§ Exercise directions
Work out how many lines hold the string "observed". Give that number and nothing more.

§ Records for this task

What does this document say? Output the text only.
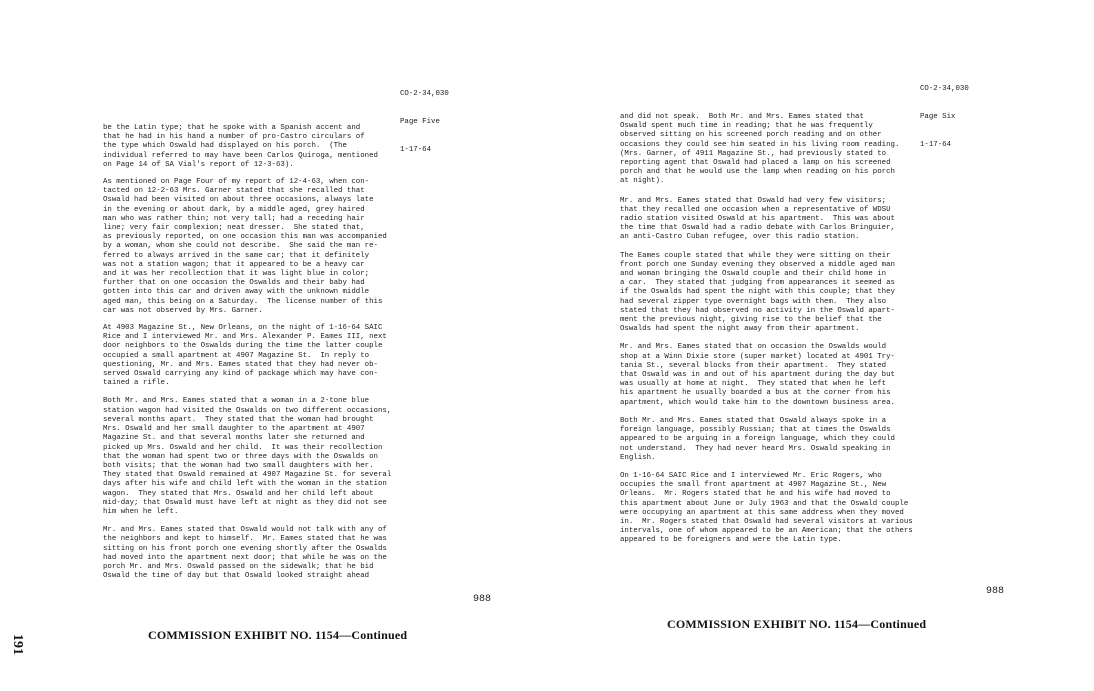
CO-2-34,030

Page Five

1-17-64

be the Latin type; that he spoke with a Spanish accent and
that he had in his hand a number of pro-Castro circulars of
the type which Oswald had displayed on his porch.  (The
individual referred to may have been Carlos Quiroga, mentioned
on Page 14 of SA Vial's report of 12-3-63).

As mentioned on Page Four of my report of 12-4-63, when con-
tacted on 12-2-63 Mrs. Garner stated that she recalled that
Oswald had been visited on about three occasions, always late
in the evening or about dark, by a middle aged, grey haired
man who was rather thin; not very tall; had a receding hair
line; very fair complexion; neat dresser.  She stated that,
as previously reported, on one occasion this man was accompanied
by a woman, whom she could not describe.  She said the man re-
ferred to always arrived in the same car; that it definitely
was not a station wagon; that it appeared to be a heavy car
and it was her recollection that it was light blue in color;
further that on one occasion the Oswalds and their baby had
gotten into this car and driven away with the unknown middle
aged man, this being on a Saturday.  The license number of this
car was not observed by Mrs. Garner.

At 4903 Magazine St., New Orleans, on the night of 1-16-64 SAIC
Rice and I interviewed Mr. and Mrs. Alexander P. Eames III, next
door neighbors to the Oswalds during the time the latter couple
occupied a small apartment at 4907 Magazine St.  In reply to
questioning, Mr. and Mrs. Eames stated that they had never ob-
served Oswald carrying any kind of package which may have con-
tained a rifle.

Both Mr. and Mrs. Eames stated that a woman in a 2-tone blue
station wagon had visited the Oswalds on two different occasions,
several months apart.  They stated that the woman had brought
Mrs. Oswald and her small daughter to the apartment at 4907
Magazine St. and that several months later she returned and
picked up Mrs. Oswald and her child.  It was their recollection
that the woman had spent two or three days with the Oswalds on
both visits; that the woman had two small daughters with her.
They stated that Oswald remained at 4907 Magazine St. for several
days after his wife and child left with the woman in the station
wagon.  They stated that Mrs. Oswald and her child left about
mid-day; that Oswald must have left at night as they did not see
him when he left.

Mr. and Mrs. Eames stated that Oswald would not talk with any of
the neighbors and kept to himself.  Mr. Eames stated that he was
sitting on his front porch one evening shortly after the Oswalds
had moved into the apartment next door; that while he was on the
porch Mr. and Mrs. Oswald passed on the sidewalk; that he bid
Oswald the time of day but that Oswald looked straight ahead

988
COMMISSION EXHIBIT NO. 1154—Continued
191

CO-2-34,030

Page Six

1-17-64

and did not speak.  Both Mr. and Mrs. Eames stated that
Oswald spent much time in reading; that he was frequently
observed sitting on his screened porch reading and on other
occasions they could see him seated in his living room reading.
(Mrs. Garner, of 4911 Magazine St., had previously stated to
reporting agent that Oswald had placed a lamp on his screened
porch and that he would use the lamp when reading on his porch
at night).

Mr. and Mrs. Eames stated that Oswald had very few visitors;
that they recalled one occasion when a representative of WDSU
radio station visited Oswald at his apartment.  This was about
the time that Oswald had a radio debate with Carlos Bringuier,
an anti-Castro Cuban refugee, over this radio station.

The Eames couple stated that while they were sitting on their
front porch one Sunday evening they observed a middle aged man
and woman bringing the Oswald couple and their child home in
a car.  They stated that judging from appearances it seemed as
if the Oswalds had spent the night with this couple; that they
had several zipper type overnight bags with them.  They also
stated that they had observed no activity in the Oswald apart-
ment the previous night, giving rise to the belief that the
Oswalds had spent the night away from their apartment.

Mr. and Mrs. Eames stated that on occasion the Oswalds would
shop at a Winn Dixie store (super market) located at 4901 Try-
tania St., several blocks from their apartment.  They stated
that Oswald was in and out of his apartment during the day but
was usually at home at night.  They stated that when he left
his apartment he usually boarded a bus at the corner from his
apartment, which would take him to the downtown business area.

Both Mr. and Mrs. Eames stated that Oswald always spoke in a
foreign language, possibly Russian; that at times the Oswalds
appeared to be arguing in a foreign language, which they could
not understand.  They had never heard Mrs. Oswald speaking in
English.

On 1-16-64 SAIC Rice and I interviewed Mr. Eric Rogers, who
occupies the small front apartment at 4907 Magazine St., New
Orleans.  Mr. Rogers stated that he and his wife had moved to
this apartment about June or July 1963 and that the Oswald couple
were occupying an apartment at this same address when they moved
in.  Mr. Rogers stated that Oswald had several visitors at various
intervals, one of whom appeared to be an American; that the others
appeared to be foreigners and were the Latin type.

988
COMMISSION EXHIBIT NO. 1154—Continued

...

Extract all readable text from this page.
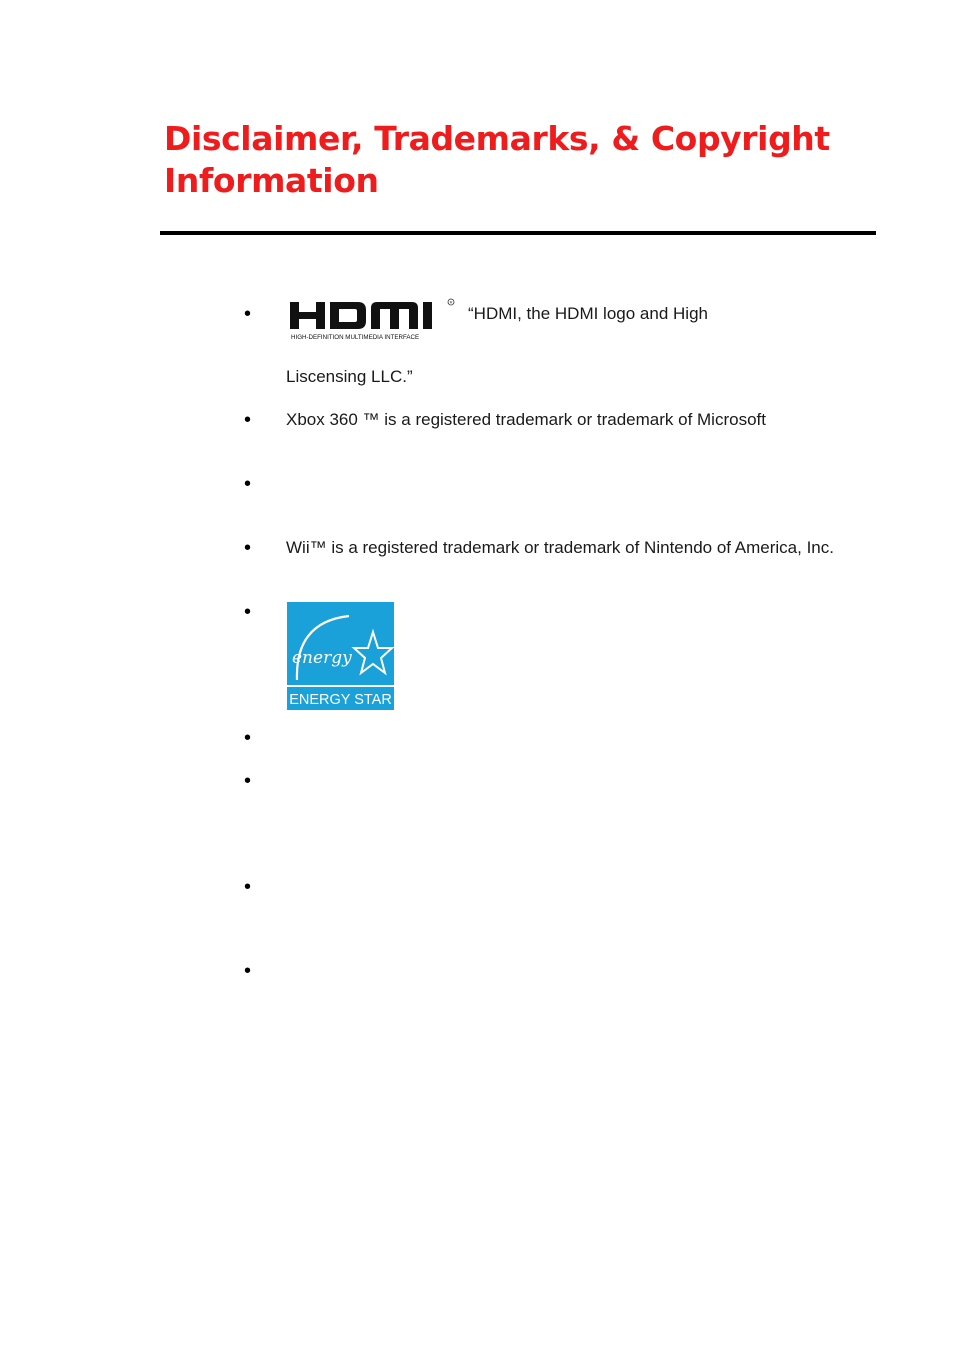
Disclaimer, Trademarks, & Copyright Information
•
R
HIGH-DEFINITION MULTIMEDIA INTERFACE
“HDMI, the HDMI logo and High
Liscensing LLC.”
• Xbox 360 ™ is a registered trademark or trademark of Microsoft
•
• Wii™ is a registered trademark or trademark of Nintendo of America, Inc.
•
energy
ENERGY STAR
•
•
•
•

§ Complete response
4